* _Given exercise_
How many lines of these entries hold the string "screenshot"? Answer with the number alone.

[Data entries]
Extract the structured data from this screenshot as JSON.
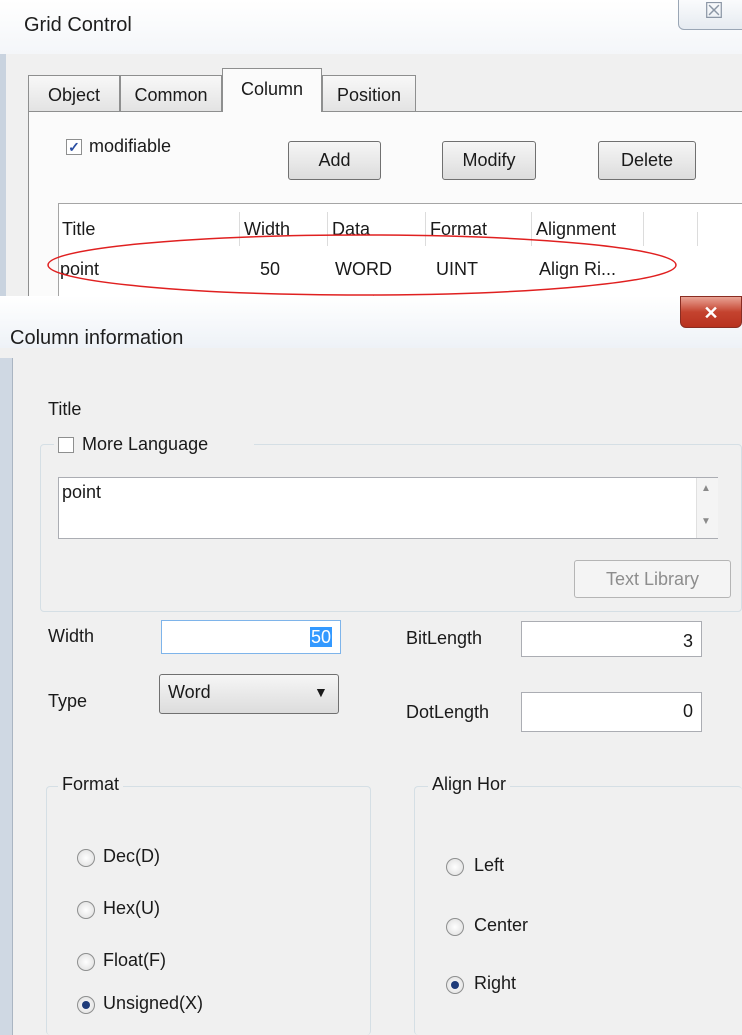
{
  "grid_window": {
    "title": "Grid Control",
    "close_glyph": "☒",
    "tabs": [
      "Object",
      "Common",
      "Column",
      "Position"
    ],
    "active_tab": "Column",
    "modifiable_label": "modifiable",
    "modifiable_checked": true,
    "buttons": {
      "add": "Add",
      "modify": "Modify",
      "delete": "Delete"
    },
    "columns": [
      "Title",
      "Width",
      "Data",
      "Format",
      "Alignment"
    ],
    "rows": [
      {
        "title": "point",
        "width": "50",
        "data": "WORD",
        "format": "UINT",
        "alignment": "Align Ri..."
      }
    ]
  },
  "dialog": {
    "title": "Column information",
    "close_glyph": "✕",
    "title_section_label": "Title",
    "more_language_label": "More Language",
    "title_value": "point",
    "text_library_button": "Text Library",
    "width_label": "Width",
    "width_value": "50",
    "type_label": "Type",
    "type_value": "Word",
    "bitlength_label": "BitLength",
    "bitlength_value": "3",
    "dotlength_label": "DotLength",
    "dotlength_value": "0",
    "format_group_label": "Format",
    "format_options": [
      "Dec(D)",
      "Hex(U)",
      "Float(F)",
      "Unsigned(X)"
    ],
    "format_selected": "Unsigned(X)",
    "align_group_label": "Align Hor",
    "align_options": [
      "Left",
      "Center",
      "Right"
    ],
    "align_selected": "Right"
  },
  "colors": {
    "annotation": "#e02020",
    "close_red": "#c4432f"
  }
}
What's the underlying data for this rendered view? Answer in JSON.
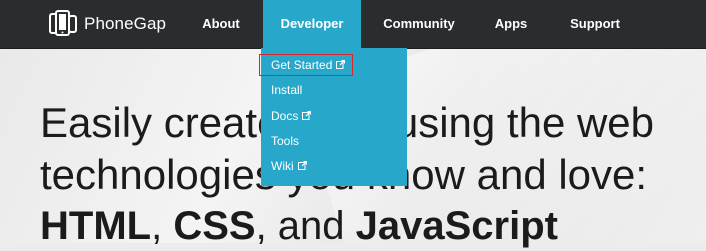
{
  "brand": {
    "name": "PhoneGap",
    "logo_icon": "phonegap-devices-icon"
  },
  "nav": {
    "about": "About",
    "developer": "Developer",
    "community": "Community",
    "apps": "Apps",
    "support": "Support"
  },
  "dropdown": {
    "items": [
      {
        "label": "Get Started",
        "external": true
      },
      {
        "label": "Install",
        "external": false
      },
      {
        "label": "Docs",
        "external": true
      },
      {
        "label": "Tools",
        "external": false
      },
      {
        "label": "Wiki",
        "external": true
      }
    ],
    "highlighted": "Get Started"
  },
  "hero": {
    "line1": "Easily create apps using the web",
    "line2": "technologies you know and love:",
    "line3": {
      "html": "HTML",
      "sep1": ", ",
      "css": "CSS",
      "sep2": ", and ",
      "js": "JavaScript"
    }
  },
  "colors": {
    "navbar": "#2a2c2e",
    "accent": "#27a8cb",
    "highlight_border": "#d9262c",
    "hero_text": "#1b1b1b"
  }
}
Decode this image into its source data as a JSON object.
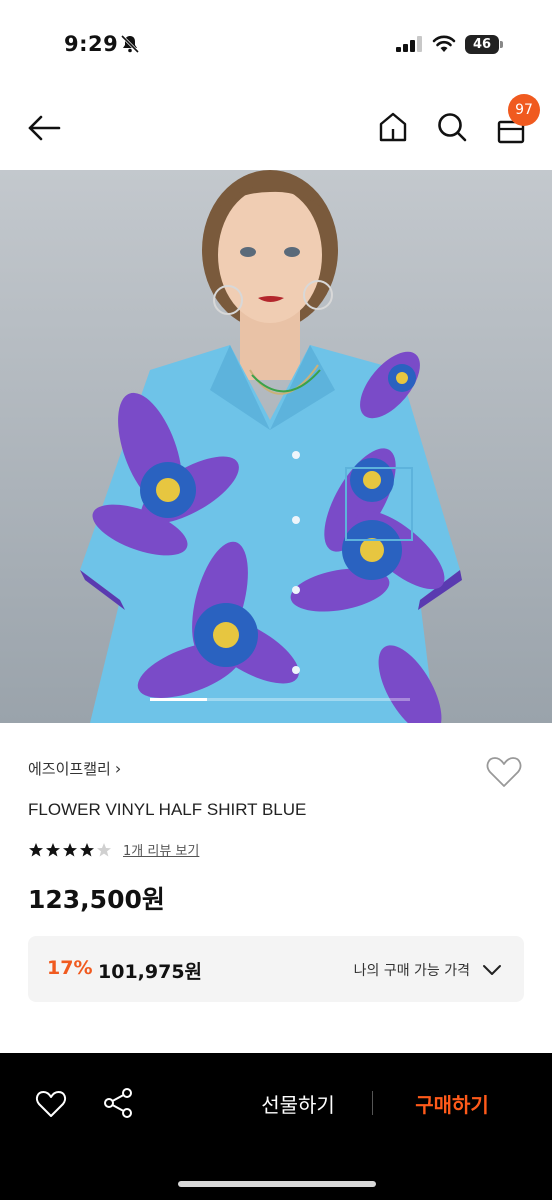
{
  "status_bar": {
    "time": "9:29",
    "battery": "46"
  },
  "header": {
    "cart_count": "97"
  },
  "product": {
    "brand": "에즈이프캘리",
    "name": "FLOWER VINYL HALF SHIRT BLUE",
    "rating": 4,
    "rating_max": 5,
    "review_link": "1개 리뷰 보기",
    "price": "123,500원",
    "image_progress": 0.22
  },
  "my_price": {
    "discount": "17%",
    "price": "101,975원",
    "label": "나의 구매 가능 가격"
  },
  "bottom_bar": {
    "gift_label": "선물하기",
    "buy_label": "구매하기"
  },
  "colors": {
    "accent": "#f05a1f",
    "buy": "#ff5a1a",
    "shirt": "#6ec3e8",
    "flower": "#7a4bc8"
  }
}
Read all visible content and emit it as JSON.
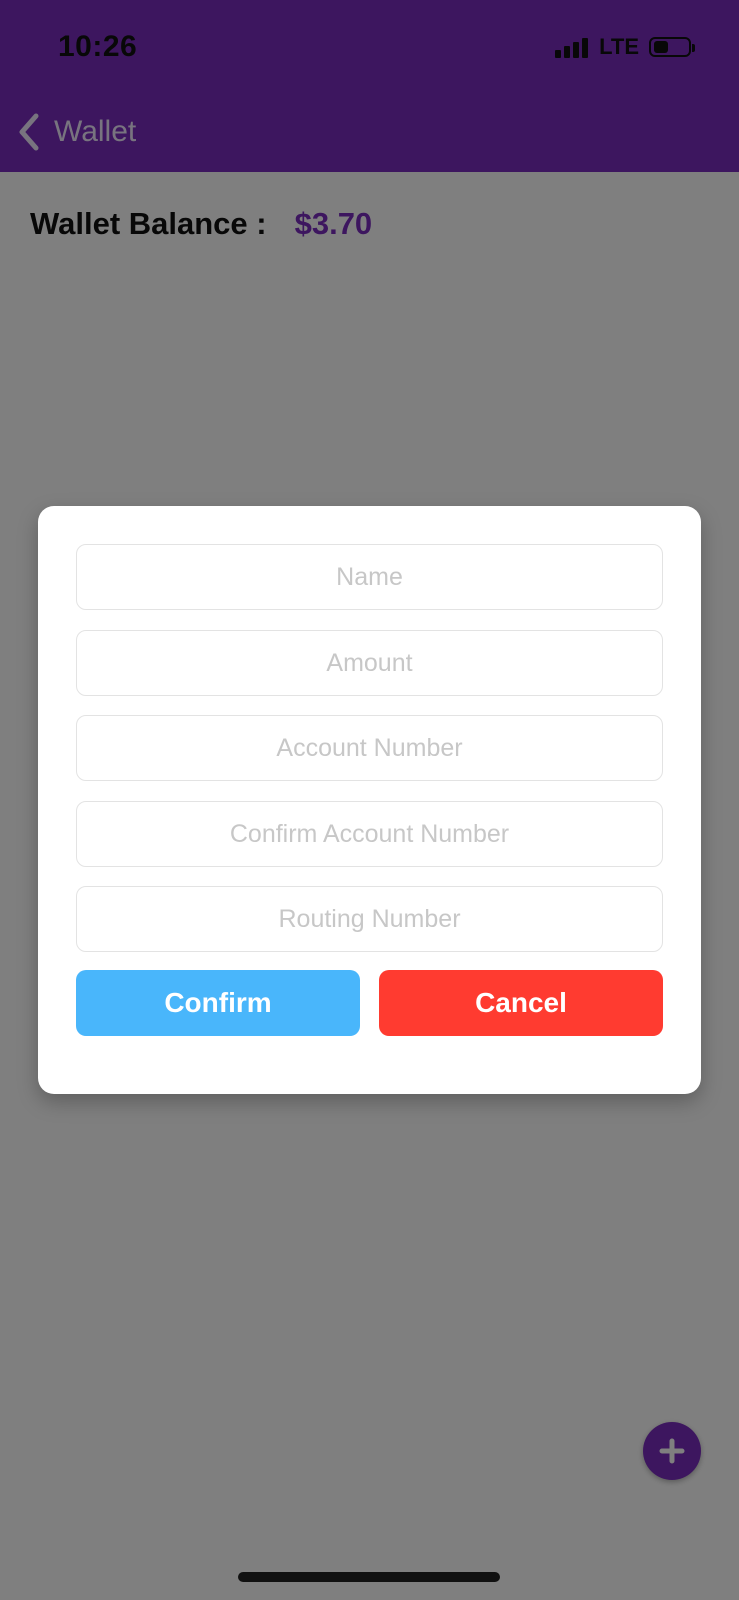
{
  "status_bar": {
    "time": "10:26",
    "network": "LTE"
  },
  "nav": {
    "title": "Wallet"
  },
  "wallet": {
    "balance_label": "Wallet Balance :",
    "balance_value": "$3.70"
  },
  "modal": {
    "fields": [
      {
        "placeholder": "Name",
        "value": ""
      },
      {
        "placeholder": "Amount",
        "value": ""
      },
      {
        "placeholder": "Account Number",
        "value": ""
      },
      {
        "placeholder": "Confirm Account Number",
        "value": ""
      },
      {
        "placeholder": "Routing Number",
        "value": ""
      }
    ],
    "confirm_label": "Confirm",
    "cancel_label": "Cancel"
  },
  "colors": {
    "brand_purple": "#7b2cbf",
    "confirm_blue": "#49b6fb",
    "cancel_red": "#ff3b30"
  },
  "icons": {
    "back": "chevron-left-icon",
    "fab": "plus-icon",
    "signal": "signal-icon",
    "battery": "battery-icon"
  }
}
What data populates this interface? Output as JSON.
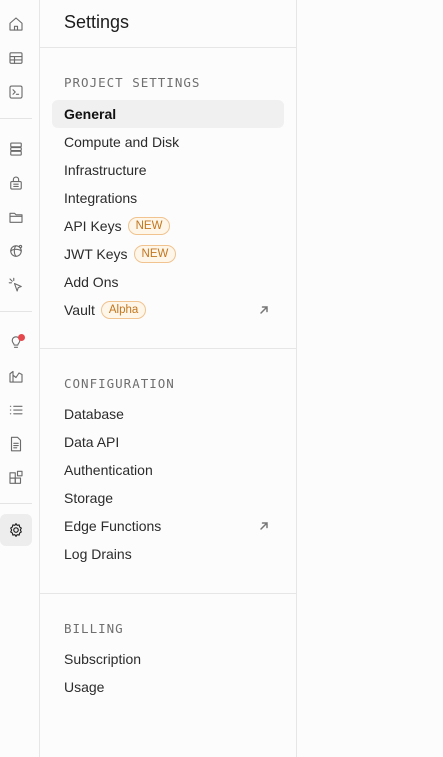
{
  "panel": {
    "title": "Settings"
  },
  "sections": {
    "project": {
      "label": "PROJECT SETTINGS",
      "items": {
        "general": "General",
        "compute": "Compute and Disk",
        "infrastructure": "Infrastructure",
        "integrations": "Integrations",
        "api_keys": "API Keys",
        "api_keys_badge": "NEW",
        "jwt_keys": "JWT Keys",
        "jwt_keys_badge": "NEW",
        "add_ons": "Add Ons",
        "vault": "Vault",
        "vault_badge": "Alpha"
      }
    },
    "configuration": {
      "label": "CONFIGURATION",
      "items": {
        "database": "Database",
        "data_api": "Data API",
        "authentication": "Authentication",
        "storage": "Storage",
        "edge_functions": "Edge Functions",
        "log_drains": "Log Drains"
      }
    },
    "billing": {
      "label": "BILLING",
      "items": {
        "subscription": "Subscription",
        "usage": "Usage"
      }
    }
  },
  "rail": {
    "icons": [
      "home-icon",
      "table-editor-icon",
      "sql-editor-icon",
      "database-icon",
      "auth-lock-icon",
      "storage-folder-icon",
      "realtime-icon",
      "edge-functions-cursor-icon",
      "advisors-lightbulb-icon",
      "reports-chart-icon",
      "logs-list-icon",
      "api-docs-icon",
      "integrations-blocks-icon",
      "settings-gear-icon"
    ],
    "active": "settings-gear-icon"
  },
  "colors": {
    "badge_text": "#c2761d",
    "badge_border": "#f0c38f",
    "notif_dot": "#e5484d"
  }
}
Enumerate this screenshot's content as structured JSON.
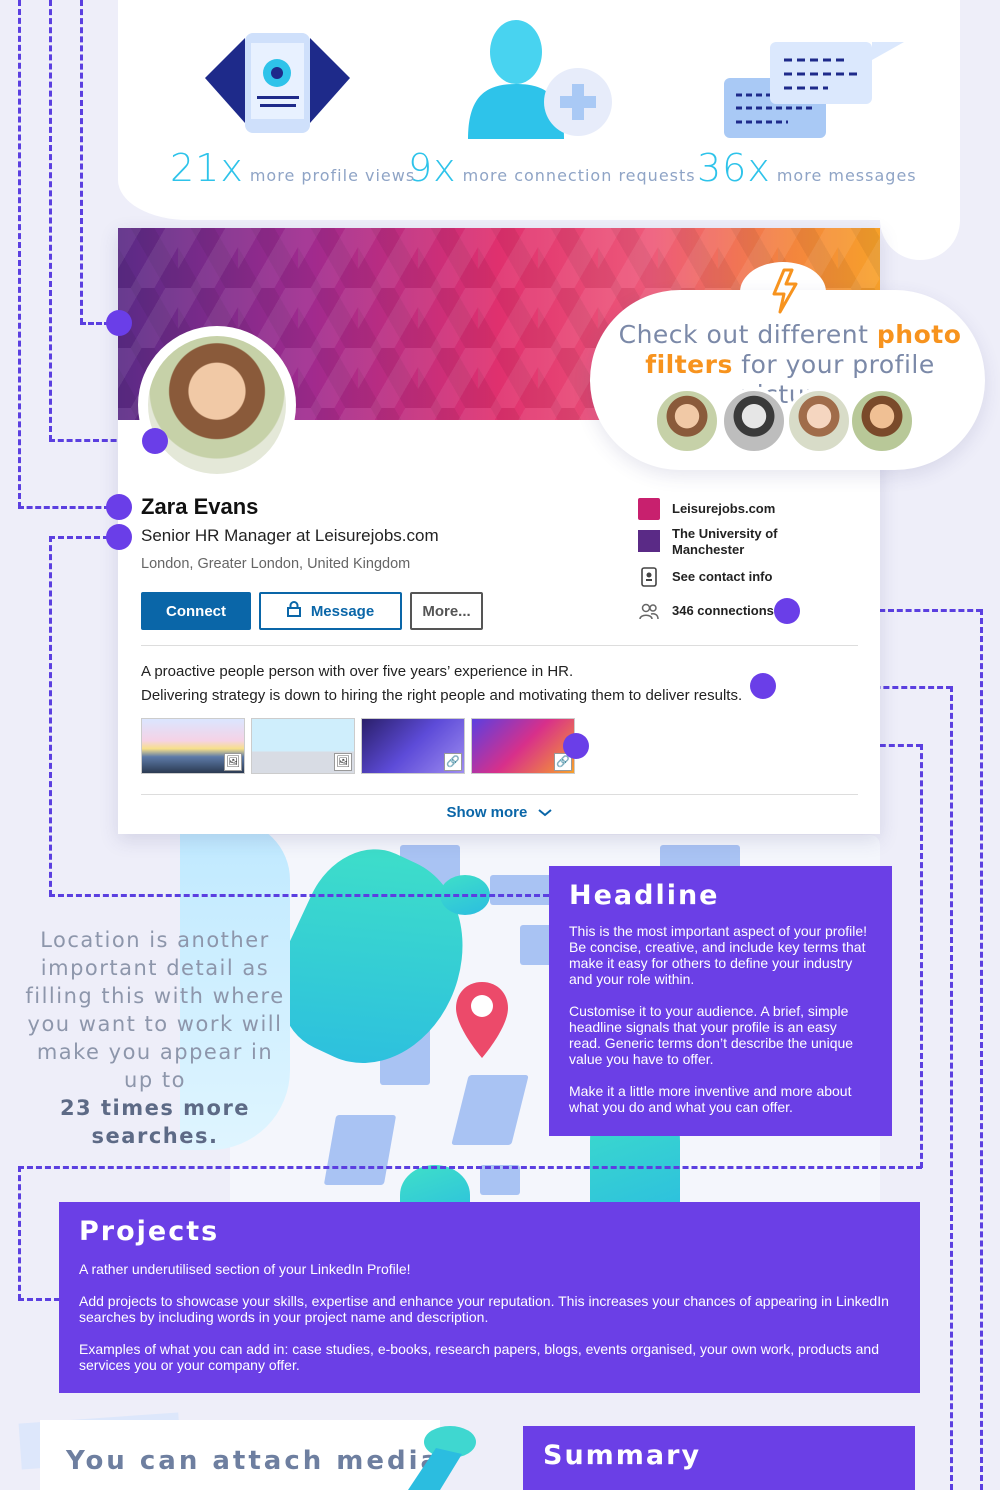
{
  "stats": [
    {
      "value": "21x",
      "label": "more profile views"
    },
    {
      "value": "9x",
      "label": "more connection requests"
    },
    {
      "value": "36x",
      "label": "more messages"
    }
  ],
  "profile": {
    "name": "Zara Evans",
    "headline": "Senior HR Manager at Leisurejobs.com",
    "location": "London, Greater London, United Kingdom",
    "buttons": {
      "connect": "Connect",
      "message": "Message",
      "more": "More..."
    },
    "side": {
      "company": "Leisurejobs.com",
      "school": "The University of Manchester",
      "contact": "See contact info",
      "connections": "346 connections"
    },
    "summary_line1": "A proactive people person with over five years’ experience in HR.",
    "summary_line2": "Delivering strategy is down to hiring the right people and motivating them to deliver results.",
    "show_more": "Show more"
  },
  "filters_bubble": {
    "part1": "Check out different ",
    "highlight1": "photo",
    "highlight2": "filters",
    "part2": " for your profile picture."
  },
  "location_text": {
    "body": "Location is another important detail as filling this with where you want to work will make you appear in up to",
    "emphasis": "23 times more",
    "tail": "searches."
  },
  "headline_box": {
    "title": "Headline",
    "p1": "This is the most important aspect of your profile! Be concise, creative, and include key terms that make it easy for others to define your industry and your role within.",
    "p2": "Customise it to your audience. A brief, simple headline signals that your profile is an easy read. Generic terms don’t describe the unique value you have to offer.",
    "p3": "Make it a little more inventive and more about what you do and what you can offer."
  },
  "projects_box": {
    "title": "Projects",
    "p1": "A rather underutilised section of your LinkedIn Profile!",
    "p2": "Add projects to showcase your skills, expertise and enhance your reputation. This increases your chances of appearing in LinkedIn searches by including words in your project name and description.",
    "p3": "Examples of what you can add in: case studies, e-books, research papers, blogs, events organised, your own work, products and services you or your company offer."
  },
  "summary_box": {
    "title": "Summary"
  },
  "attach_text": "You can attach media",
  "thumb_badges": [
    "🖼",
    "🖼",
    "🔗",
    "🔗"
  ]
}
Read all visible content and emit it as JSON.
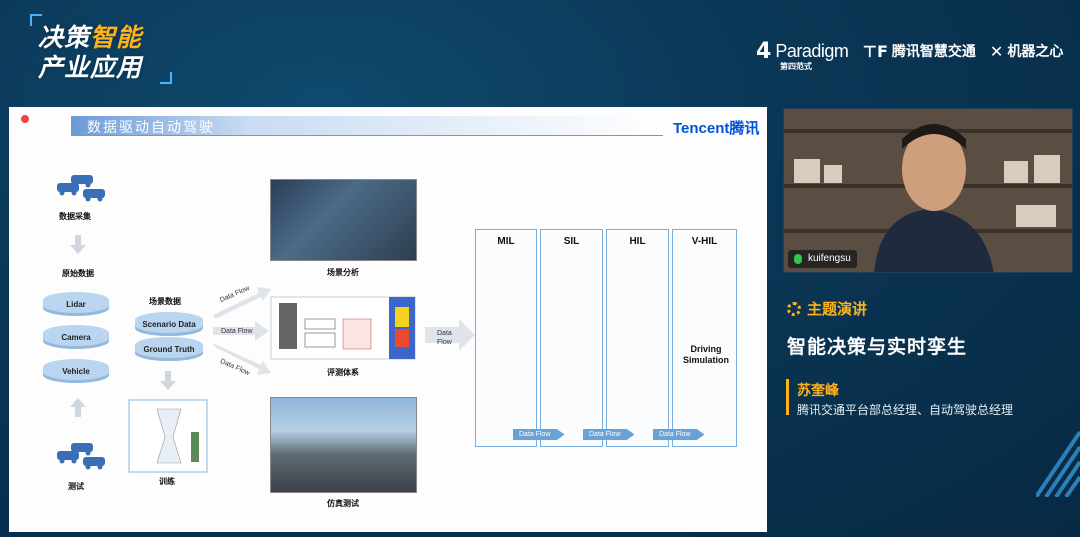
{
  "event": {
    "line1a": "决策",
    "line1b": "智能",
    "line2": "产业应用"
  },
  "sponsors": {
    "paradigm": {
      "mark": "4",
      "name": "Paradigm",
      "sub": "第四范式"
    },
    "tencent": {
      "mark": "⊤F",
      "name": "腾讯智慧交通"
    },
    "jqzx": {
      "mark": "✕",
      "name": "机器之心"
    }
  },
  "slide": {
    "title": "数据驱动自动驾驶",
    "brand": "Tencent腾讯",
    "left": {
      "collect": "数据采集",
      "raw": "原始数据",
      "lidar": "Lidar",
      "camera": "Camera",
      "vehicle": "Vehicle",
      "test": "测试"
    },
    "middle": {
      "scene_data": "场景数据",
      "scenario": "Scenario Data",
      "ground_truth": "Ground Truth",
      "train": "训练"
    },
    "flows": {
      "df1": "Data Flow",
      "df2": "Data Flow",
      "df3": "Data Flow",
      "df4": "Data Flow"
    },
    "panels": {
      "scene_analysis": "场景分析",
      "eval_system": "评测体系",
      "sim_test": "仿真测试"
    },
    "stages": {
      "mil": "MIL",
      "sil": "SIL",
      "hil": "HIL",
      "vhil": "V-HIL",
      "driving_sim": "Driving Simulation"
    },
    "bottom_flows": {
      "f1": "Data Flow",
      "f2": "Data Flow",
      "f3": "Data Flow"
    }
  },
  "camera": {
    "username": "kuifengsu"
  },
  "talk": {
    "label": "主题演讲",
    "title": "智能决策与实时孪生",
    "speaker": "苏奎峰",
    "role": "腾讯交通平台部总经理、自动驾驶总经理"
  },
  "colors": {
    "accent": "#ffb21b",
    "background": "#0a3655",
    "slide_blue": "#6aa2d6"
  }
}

* _Final answer_
2